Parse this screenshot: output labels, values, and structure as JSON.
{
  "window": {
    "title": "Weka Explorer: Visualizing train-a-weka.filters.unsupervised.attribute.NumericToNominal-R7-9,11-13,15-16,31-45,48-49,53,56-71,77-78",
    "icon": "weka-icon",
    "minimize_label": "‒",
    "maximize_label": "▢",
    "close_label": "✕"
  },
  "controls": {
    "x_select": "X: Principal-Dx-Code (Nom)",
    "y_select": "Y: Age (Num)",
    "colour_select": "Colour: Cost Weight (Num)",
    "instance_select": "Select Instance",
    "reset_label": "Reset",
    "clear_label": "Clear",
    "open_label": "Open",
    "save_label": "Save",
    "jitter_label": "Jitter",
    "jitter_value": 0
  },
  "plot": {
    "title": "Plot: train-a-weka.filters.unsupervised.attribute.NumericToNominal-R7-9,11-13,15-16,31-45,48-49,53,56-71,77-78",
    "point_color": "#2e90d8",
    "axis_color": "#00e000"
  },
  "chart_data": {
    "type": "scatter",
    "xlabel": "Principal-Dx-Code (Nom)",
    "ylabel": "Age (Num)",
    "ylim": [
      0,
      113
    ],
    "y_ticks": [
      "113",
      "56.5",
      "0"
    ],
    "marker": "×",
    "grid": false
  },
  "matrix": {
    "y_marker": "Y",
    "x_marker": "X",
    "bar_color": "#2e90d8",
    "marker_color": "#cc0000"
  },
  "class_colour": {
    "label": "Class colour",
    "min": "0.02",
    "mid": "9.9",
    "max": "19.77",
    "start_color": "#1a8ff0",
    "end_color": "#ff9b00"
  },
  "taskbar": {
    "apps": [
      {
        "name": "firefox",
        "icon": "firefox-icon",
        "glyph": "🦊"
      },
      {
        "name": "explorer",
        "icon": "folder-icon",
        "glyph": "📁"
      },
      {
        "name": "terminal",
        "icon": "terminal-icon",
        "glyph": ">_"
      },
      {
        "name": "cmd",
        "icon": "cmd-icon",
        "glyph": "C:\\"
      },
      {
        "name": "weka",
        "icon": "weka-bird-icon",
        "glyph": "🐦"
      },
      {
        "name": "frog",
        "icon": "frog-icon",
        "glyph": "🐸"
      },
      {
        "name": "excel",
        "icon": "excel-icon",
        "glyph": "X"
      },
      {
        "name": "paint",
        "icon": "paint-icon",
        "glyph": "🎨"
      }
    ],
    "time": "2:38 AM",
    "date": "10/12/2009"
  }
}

— WRITTEN REQUEST —
State the count of lines above containing the string "Code", and add nothing to it.

— OUTPUT BELOW —
2